◆ **Problems to work on**:
1/ Answer these questions about the blog post on troop levels in Iraq:
(a) On which day, and in which newspaper, did Kristol and Lowry argue for more troops?
(b) Who is quoted as saying that not putting more soldiers on the ground is a crime?
(c) According to the op-ed, what kind of position did Korb hold, and in which administration?
2/ In the blog post on troop levels in Iraq, why does the quoted passage call it a crime not to put more American soldiers on the ground? Answer in one to three sentences.

◆ **Extracted text**:
----------------------------------------
Thursday, September 14, 2006

More Troops?

In Tuesday's Washington Post, Kristol and Lowry (Kristol is the editor of The Weekly Standard, the house organ for neo-conservatives, and Rich Lowry is a columnist for the National Review), argued for more troops in Iraq. There are a lot of nice money quotes, but lets take this one:


"Harvard Law School's William Stuntz recently made the core point powerfully: "The territory over which we fight is among the most strategically important in the world. Victory will place the most dangerous regime on the planet, Iran's fascist theocracy, in serious peril. Defeat will leave that same regime inestimably strengthened. If there is any significant possibility that the presence of more American soldiers on the ground would raise the odds of success, not putting those soldiers on the ground is a crime."


In today's Washington Post Korb and Ogden respond . I am not familiar with either of these people. According to the op-ed, Korb held a high defense-related position in the Reagan administration.
----------------------------------------
◆ **Source excerpt**:
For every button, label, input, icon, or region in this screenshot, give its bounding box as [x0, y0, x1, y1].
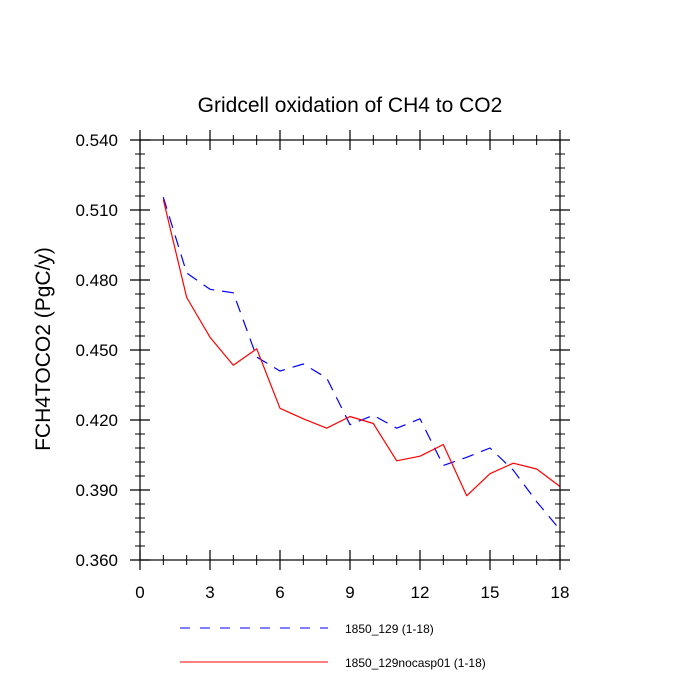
----------------------------------------
◆ **The solutions**:
1/
(a) Tuesday, in the Washington Post.
(b) William Stuntz of Harvard Law School.
(c) A high defense-related position in the Reagan administration.

2/ The passage says the territory is among the most strategically important in the world: victory would place Iran's regime in serious peril, and defeat would leave it inestimably strengthened. Therefore, if more soldiers have any significant chance of raising the odds of success, not sending them is a crime.